> [TEXTAUSZUG]
Erste Ergebnisse der Online-Befragung zur Rasterfahndung an deutschen Hochschulen der WiSo/Nürnberg

Dr. Angela Bittner Presse und Kommunikation
Friedrich-Alexander-Universität Erlangen-Nürnberg

    Nicht wenige Studierende halten die Rasterfahndung an deutschen Hochschulen für ineffizient, ungerechtfertigt und haben datenschutzrechtliche Bedenken: Erste Ergebnisse einer Onlinebefragung zur Wahrnehmung und Bewertung der Suche nach "terroristischen Schläfern" unter Studierenden an deutschen Hochschulen liegen jetzt vor. Im Rahmen eines Lehrforschungsprojektes des Lehrstuhls für Soziologie an der Wirtschafts- und Sozialwissenschaftlichen Fakultät der Universität Erlangen-Nürnberg unter der Leitung von Dr. Reinhard Wittenberg wurden mit Hilfe einer Onlinebefragung detaillierte Meinungen von 2.009 Studierenden zur Rasterfahndung eingeholt. Die Ergebnisse bieten überraschende Erkenntnisse.

    Die nach dem 11.9.2001 angelaufene "Rasterfahndung" nach "terroristischen Schläfern" unter Studierenden hat in Deutschland ganz verschiedene, zum Teil extreme Reaktionen in der Öffentlichkeit gezeigt, die von uneingeschränkter Befürwortung bis zu völliger Ablehnung reichen. Auch die von Rasterfahndungsgegnern angerufenen Gerichte haben sich mal gegen, mal für die Durchführung dieser speziellen Fahndungsmethode ausgesprochen. "Was bisher jedoch gänzlich außer Acht blieb, war die Frage, wie die deutschen und ausländischen Studierenden mit dieser Erfahrung umgehen, sind es doch vorwiegend ihre Daten, die die Basis der Rasterfahndung bilden," weist Dr. Reinhard Wittenberg auf die Relevanz der Meinungsforschung zu diesem Thema hin. Das Lehrforschungsprojekt des Lehrstuhls für Soziologie an der WiSo-Fakultät unter seiner Leitung sondierte mit Hilfe einer Onlinebefragung u. a., was Studierende von dieser speziellen Fahndungsmethode wissen; ob sie die Rasterfahndung untereinander zum Thema machen; wie sie die Auswirkungen der Rasterfahndung auf das Zusammenleben von ausländischen und deutschen Kommilitonen/innen einschätzen; ob sie sich davon betroffen fühlen; für wie wahrscheinlich sie terroristische Anschläge in Deutschland halten und ob sie die Rasterfahndung daher für gerechtfertigt oder nicht gerechtfertigt erachten.

> [BEREITGESTELLTES MATERIAL]
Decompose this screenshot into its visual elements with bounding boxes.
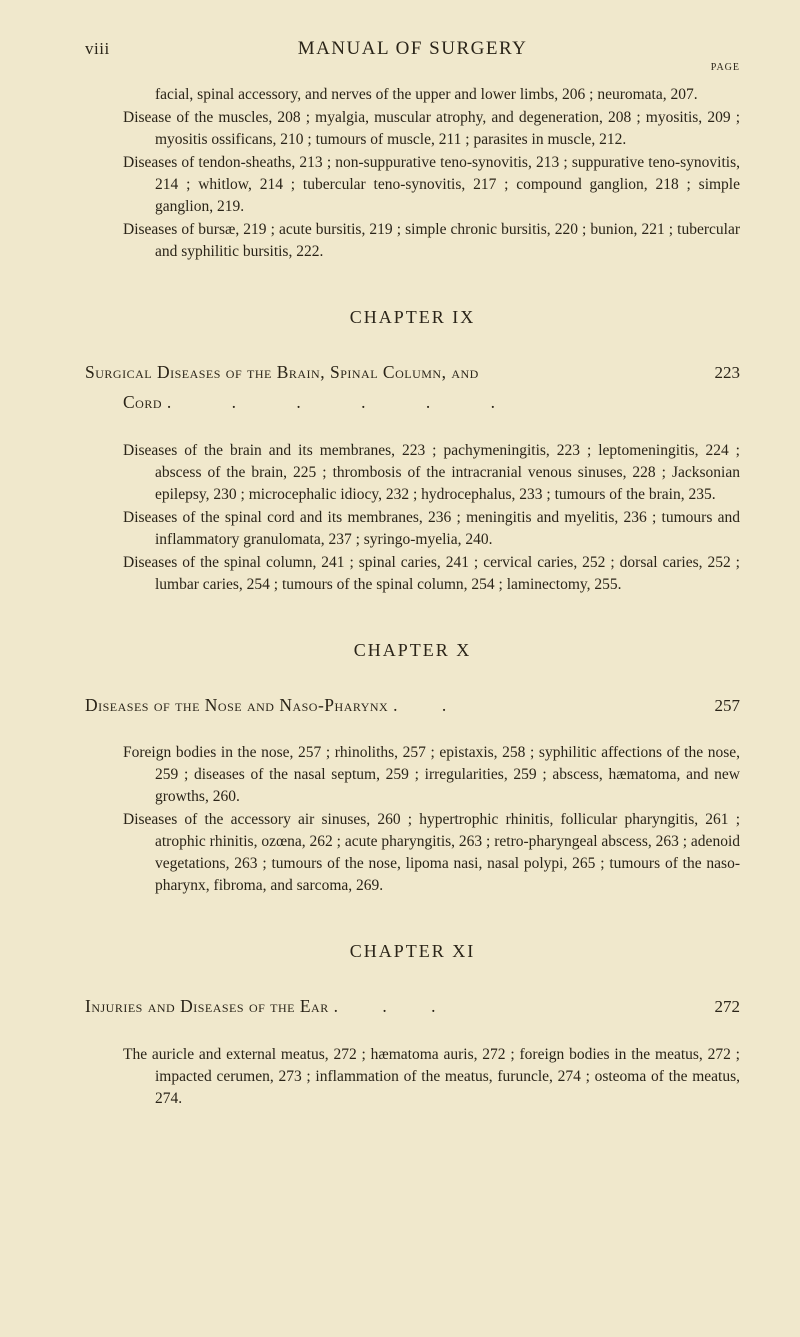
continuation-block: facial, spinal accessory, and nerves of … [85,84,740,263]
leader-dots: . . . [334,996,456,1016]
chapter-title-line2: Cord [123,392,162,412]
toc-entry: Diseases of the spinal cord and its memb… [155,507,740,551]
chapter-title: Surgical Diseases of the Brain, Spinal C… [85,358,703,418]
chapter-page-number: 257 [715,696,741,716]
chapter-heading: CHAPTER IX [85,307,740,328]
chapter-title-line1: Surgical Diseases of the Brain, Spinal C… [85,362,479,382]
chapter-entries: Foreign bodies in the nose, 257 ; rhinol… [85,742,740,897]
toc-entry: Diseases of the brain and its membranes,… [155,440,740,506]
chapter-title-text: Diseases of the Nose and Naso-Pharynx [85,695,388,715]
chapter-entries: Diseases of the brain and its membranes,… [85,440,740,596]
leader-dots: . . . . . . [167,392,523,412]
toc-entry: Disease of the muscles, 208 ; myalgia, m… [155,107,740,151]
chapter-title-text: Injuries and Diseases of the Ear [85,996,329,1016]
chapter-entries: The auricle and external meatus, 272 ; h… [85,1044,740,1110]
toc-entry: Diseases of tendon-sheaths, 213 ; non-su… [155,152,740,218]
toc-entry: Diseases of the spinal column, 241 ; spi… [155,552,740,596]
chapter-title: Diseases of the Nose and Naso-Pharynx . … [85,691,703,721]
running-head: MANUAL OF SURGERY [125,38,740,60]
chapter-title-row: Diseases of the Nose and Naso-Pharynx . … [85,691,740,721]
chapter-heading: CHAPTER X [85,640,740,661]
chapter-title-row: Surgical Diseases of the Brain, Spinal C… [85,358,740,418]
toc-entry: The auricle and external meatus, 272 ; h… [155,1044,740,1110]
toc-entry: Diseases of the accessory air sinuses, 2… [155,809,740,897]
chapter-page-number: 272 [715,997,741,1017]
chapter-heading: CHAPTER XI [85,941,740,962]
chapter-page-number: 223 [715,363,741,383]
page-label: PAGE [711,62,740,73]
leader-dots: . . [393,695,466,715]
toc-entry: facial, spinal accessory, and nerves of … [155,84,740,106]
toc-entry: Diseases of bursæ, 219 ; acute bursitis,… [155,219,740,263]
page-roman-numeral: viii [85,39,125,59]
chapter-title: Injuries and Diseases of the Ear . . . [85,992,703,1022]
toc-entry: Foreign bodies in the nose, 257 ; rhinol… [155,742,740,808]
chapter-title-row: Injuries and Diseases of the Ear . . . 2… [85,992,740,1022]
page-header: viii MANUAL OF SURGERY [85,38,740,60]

> [ZIELSETZUNG]
Beantworten Sie anhand des Textauszugs zur Rasterfahndung an Hochschulen folgende Fragen:
(a) Von wie vielen Studierenden wurden in der Onlinebefragung Meinungen eingeholt?
(b) Nach welchem Datum lief die Rasterfahndung nach „terroristischen Schläfern“ an?
(c) An welcher Fakultät ist der Lehrstuhl für Soziologie angesiedelt, der das Lehrforschungsprojekt durchführte?
Die Einträge haben mit dem Textauszug inhaltlich nichts zu tun.

> [VOLLSTÄNDIGE LÖSUNG]
(a) Von 2.009 Studierenden.
(b) Nach dem 11.9.2001.
(c) An der Wirtschafts- und Sozialwissenschaftlichen Fakultät der Universität Erlangen-Nürnberg.